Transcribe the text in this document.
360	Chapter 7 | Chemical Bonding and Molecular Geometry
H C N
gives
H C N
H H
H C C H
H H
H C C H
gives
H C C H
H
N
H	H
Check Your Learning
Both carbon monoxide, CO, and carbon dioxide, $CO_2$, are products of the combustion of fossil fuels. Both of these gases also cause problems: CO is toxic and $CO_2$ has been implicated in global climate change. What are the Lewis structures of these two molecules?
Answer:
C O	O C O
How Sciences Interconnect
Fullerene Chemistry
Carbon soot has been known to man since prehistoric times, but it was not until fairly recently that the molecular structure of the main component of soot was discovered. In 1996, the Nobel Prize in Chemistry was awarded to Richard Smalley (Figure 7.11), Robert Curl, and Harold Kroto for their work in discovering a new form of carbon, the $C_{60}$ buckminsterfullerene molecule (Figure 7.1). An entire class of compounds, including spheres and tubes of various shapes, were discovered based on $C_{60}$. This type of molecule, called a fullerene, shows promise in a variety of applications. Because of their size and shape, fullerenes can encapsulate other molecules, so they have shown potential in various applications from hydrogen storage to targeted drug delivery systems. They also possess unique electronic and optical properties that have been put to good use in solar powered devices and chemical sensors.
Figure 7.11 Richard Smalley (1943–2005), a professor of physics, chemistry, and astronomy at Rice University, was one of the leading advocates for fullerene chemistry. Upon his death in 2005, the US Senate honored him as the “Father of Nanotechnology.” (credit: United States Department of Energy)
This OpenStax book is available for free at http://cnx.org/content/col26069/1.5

--- --- ---

What is expected.
Reproduce the listing in full. Keep it exactly as written.

Response to this task.
Transcribe the text in this document.
360	Chapter 7 | Chemical Bonding and Molecular Geometry
H C N
gives
H C N
H H
H C C H
H H
H C C H
gives
H C C H
H
N
H	H
Check Your Learning
Both carbon monoxide, CO, and carbon dioxide, $CO_2$, are products of the combustion of fossil fuels. Both of these gases also cause problems: CO is toxic and $CO_2$ has been implicated in global climate change. What are the Lewis structures of these two molecules?
Answer:
C O	O C O
How Sciences Interconnect
Fullerene Chemistry
Carbon soot has been known to man since prehistoric times, but it was not until fairly recently that the molecular structure of the main component of soot was discovered. In 1996, the Nobel Prize in Chemistry was awarded to Richard Smalley (Figure 7.11), Robert Curl, and Harold Kroto for their work in discovering a new form of carbon, the $C_{60}$ buckminsterfullerene molecule (Figure 7.1). An entire class of compounds, including spheres and tubes of various shapes, were discovered based on $C_{60}$. This type of molecule, called a fullerene, shows promise in a variety of applications. Because of their size and shape, fullerenes can encapsulate other molecules, so they have shown potential in various applications from hydrogen storage to targeted drug delivery systems. They also possess unique electronic and optical properties that have been put to good use in solar powered devices and chemical sensors.
Figure 7.11 Richard Smalley (1943–2005), a professor of physics, chemistry, and astronomy at Rice University, was one of the leading advocates for fullerene chemistry. Upon his death in 2005, the US Senate honored him as the “Father of Nanotechnology.” (credit: United States Department of Energy)
This OpenStax book is available for free at http://cnx.org/content/col26069/1.5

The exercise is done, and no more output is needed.